## LISTED RECORDS
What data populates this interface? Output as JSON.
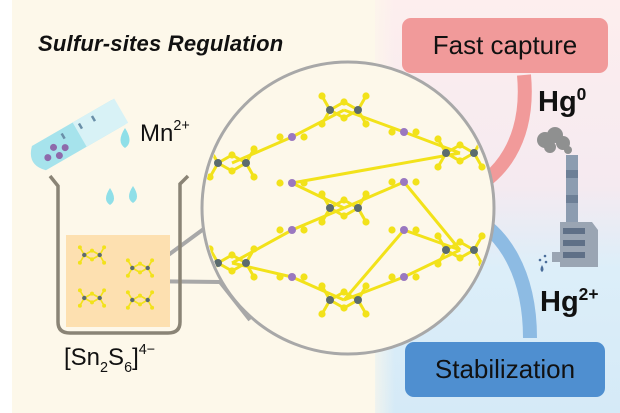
{
  "title": "Sulfur-sites  Regulation",
  "labels": {
    "fast_capture": "Fast capture",
    "stabilization": "Stabilization",
    "hg0": {
      "base": "Hg",
      "sup": "0"
    },
    "hg2": {
      "base": "Hg",
      "sup": "2+"
    },
    "mn": {
      "base": "Mn",
      "sup": "2+"
    },
    "precursor": {
      "open": "[Sn",
      "sub1": "2",
      "mid": "S",
      "sub2": "6",
      "close": "]",
      "sup": "4−"
    }
  },
  "colors": {
    "left_background": "#fdf8ea",
    "right_top_background": "#fdeeee",
    "right_bottom_background": "#d5eaf7",
    "fast_capture_box": "#f19a9a",
    "stabilization_box": "#4f8fd0",
    "sulfur_atom": "#f2e21a",
    "tin_atom": "#5b6b6e",
    "manganese_atom": "#9a78c0",
    "liquid": "#fde0b0",
    "water_drop": "#8fdfe8"
  }
}
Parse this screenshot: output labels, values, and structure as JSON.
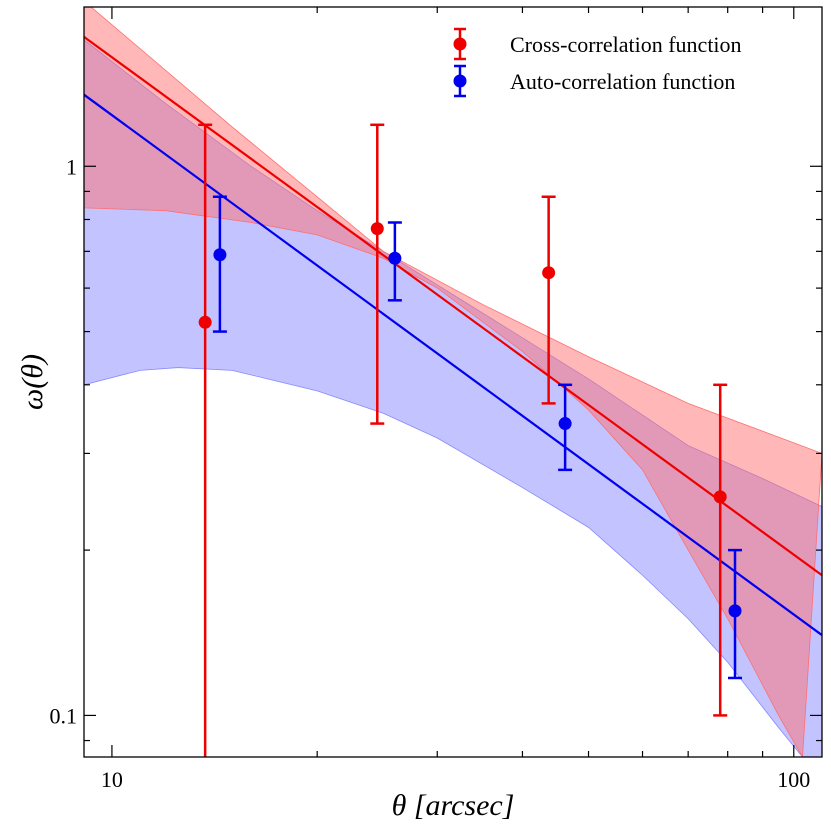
{
  "chart_data": {
    "type": "scatter",
    "xlabel": "θ [arcsec]",
    "ylabel": "ω(θ)",
    "xscale": "log",
    "yscale": "log",
    "xlim": [
      9.1,
      110
    ],
    "ylim": [
      0.084,
      1.95
    ],
    "grid": false,
    "legend_position": "top-right",
    "x_ticks": [
      {
        "value": 10,
        "label": "10"
      },
      {
        "value": 100,
        "label": "100"
      }
    ],
    "y_ticks": [
      {
        "value": 1,
        "label": "1"
      },
      {
        "value": 0.1,
        "label": "0.1"
      }
    ],
    "series": [
      {
        "name": "Cross-correlation function",
        "color": "#ee0000",
        "band_color": "#ff6f6f",
        "points": [
          {
            "x": 13.7,
            "y": 0.52,
            "yerr_low": 0.084,
            "yerr_high": 1.19
          },
          {
            "x": 24.5,
            "y": 0.77,
            "yerr_low": 0.34,
            "yerr_high": 1.19
          },
          {
            "x": 43.7,
            "y": 0.64,
            "yerr_low": 0.37,
            "yerr_high": 0.88
          },
          {
            "x": 78.0,
            "y": 0.25,
            "yerr_low": 0.1,
            "yerr_high": 0.4
          }
        ],
        "fit_line": [
          {
            "x": 9.1,
            "y": 1.72
          },
          {
            "x": 110,
            "y": 0.18
          }
        ],
        "band_upper": [
          {
            "x": 9.1,
            "y": 2.0
          },
          {
            "x": 15,
            "y": 1.18
          },
          {
            "x": 20,
            "y": 0.88
          },
          {
            "x": 25,
            "y": 0.7
          },
          {
            "x": 35,
            "y": 0.56
          },
          {
            "x": 50,
            "y": 0.45
          },
          {
            "x": 70,
            "y": 0.37
          },
          {
            "x": 110,
            "y": 0.3
          }
        ],
        "band_lower": [
          {
            "x": 9.1,
            "y": 0.84
          },
          {
            "x": 12,
            "y": 0.83
          },
          {
            "x": 16,
            "y": 0.79
          },
          {
            "x": 20,
            "y": 0.75
          },
          {
            "x": 25,
            "y": 0.68
          },
          {
            "x": 30,
            "y": 0.6
          },
          {
            "x": 40,
            "y": 0.46
          },
          {
            "x": 50,
            "y": 0.36
          },
          {
            "x": 60,
            "y": 0.28
          },
          {
            "x": 70,
            "y": 0.2
          },
          {
            "x": 80,
            "y": 0.15
          },
          {
            "x": 95,
            "y": 0.1
          },
          {
            "x": 103,
            "y": 0.084
          }
        ]
      },
      {
        "name": "Auto-correlation function",
        "color": "#0000ee",
        "band_color": "#8888ff",
        "points": [
          {
            "x": 14.4,
            "y": 0.69,
            "yerr_low": 0.5,
            "yerr_high": 0.88
          },
          {
            "x": 26.0,
            "y": 0.68,
            "yerr_low": 0.57,
            "yerr_high": 0.79
          },
          {
            "x": 46.2,
            "y": 0.34,
            "yerr_low": 0.28,
            "yerr_high": 0.4
          },
          {
            "x": 82.0,
            "y": 0.155,
            "yerr_low": 0.117,
            "yerr_high": 0.2
          }
        ],
        "fit_line": [
          {
            "x": 9.1,
            "y": 1.35
          },
          {
            "x": 110,
            "y": 0.14
          }
        ],
        "band_upper": [
          {
            "x": 9.1,
            "y": 1.7
          },
          {
            "x": 12,
            "y": 1.3
          },
          {
            "x": 16,
            "y": 1.0
          },
          {
            "x": 20,
            "y": 0.83
          },
          {
            "x": 25,
            "y": 0.7
          },
          {
            "x": 35,
            "y": 0.54
          },
          {
            "x": 50,
            "y": 0.41
          },
          {
            "x": 70,
            "y": 0.31
          },
          {
            "x": 90,
            "y": 0.27
          },
          {
            "x": 110,
            "y": 0.24
          }
        ],
        "band_lower": [
          {
            "x": 9.1,
            "y": 0.4
          },
          {
            "x": 11,
            "y": 0.425
          },
          {
            "x": 12.5,
            "y": 0.43
          },
          {
            "x": 15,
            "y": 0.425
          },
          {
            "x": 20,
            "y": 0.39
          },
          {
            "x": 25,
            "y": 0.355
          },
          {
            "x": 30,
            "y": 0.32
          },
          {
            "x": 40,
            "y": 0.26
          },
          {
            "x": 50,
            "y": 0.22
          },
          {
            "x": 60,
            "y": 0.18
          },
          {
            "x": 70,
            "y": 0.15
          },
          {
            "x": 80,
            "y": 0.125
          },
          {
            "x": 95,
            "y": 0.095
          },
          {
            "x": 110,
            "y": 0.076
          }
        ]
      }
    ]
  }
}
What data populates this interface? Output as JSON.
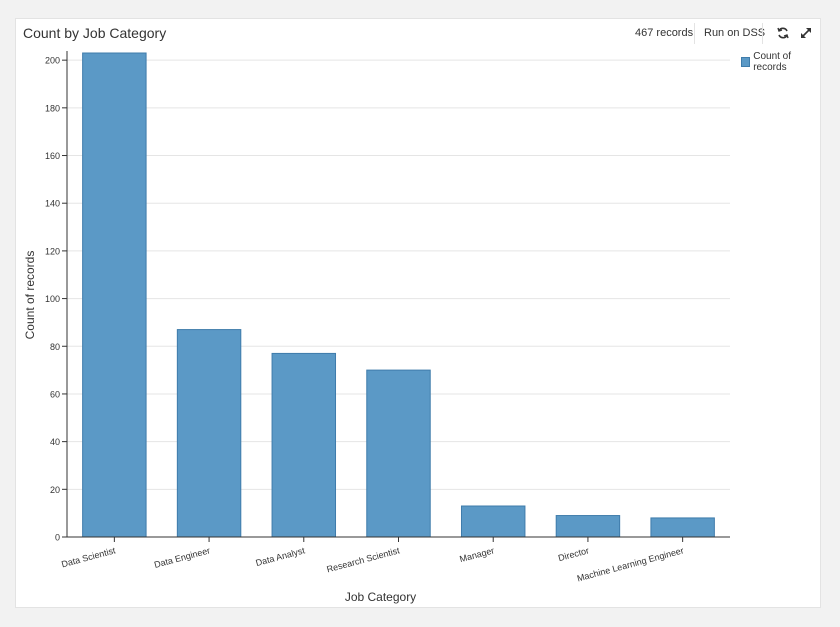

## WORK TO DO
Transcribe all of the entries word for word, but skip any pictures they contain.

## EXERCISE OUTPUT
What data populates this interface? Output as JSON.
{
  "title": "Sulfur-sites  Regulation",
  "labels": {
    "fast_capture": "Fast capture",
    "stabilization": "Stabilization",
    "hg0": {
      "base": "Hg",
      "sup": "0"
    },
    "hg2": {
      "base": "Hg",
      "sup": "2+"
    },
    "mn": {
      "base": "Mn",
      "sup": "2+"
    },
    "precursor": {
      "open": "[Sn",
      "sub1": "2",
      "mid": "S",
      "sub2": "6",
      "close": "]",
      "sup": "4−"
    }
  },
  "colors": {
    "left_background": "#fdf8ea",
    "right_top_background": "#fdeeee",
    "right_bottom_background": "#d5eaf7",
    "fast_capture_box": "#f19a9a",
    "stabilization_box": "#4f8fd0",
    "sulfur_atom": "#f2e21a",
    "tin_atom": "#5b6b6e",
    "manganese_atom": "#9a78c0",
    "liquid": "#fde0b0",
    "water_drop": "#8fdfe8"
  }
}
Parse this screenshot: output labels, values, and structure as JSON.
{
  "chart_data": {
    "type": "scatter",
    "xlabel": "θ [arcsec]",
    "ylabel": "ω(θ)",
    "xscale": "log",
    "yscale": "log",
    "xlim": [
      9.1,
      110
    ],
    "ylim": [
      0.084,
      1.95
    ],
    "grid": false,
    "legend_position": "top-right",
    "x_ticks": [
      {
        "value": 10,
        "label": "10"
      },
      {
        "value": 100,
        "label": "100"
      }
    ],
    "y_ticks": [
      {
        "value": 1,
        "label": "1"
      },
      {
        "value": 0.1,
        "label": "0.1"
      }
    ],
    "series": [
      {
        "name": "Cross-correlation function",
        "color": "#ee0000",
        "band_color": "#ff6f6f",
        "points": [
          {
            "x": 13.7,
            "y": 0.52,
            "yerr_low": 0.084,
            "yerr_high": 1.19
          },
          {
            "x": 24.5,
            "y": 0.77,
            "yerr_low": 0.34,
            "yerr_high": 1.19
          },
          {
            "x": 43.7,
            "y": 0.64,
            "yerr_low": 0.37,
            "yerr_high": 0.88
          },
          {
            "x": 78.0,
            "y": 0.25,
            "yerr_low": 0.1,
            "yerr_high": 0.4
          }
        ],
        "fit_line": [
          {
            "x": 9.1,
            "y": 1.72
          },
          {
            "x": 110,
            "y": 0.18
          }
        ],
        "band_upper": [
          {
            "x": 9.1,
            "y": 2.0
          },
          {
            "x": 15,
            "y": 1.18
          },
          {
            "x": 20,
            "y": 0.88
          },
          {
            "x": 25,
            "y": 0.7
          },
          {
            "x": 35,
            "y": 0.56
          },
          {
            "x": 50,
            "y": 0.45
          },
          {
            "x": 70,
            "y": 0.37
          },
          {
            "x": 110,
            "y": 0.3
          }
        ],
        "band_lower": [
          {
            "x": 9.1,
            "y": 0.84
          },
          {
            "x": 12,
            "y": 0.83
          },
          {
            "x": 16,
            "y": 0.79
          },
          {
            "x": 20,
            "y": 0.75
          },
          {
            "x": 25,
            "y": 0.68
          },
          {
            "x": 30,
            "y": 0.6
          },
          {
            "x": 40,
            "y": 0.46
          },
          {
            "x": 50,
            "y": 0.36
          },
          {
            "x": 60,
            "y": 0.28
          },
          {
            "x": 70,
            "y": 0.2
          },
          {
            "x": 80,
            "y": 0.15
          },
          {
            "x": 95,
            "y": 0.1
          },
          {
            "x": 103,
            "y": 0.084
          }
        ]
      },
      {
        "name": "Auto-correlation function",
        "color": "#0000ee",
        "band_color": "#8888ff",
        "points": [
          {
            "x": 14.4,
            "y": 0.69,
            "yerr_low": 0.5,
            "yerr_high": 0.88
          },
          {
            "x": 26.0,
            "y": 0.68,
            "yerr_low": 0.57,
            "yerr_high": 0.79
          },
          {
            "x": 46.2,
            "y": 0.34,
            "yerr_low": 0.28,
            "yerr_high": 0.4
          },
          {
            "x": 82.0,
            "y": 0.155,
            "yerr_low": 0.117,
            "yerr_high": 0.2
          }
        ],
        "fit_line": [
          {
            "x": 9.1,
            "y": 1.35
          },
          {
            "x": 110,
            "y": 0.14
          }
        ],
        "band_upper": [
          {
            "x": 9.1,
            "y": 1.7
          },
          {
            "x": 12,
            "y": 1.3
          },
          {
            "x": 16,
            "y": 1.0
          },
          {
            "x": 20,
            "y": 0.83
          },
          {
            "x": 25,
            "y": 0.7
          },
          {
            "x": 35,
            "y": 0.54
          },
          {
            "x": 50,
            "y": 0.41
          },
          {
            "x": 70,
            "y": 0.31
          },
          {
            "x": 90,
            "y": 0.27
          },
          {
            "x": 110,
            "y": 0.24
          }
        ],
        "band_lower": [
          {
            "x": 9.1,
            "y": 0.4
          },
          {
            "x": 11,
            "y": 0.425
          },
          {
            "x": 12.5,
            "y": 0.43
          },
          {
            "x": 15,
            "y": 0.425
          },
          {
            "x": 20,
            "y": 0.39
          },
          {
            "x": 25,
            "y": 0.355
          },
          {
            "x": 30,
            "y": 0.32
          },
          {
            "x": 40,
            "y": 0.26
          },
          {
            "x": 50,
            "y": 0.22
          },
          {
            "x": 60,
            "y": 0.18
          },
          {
            "x": 70,
            "y": 0.15
          },
          {
            "x": 80,
            "y": 0.125
          },
          {
            "x": 95,
            "y": 0.095
          },
          {
            "x": 110,
            "y": 0.076
          }
        ]
      }
    ]
  }
}
What data populates this interface? Output as JSON.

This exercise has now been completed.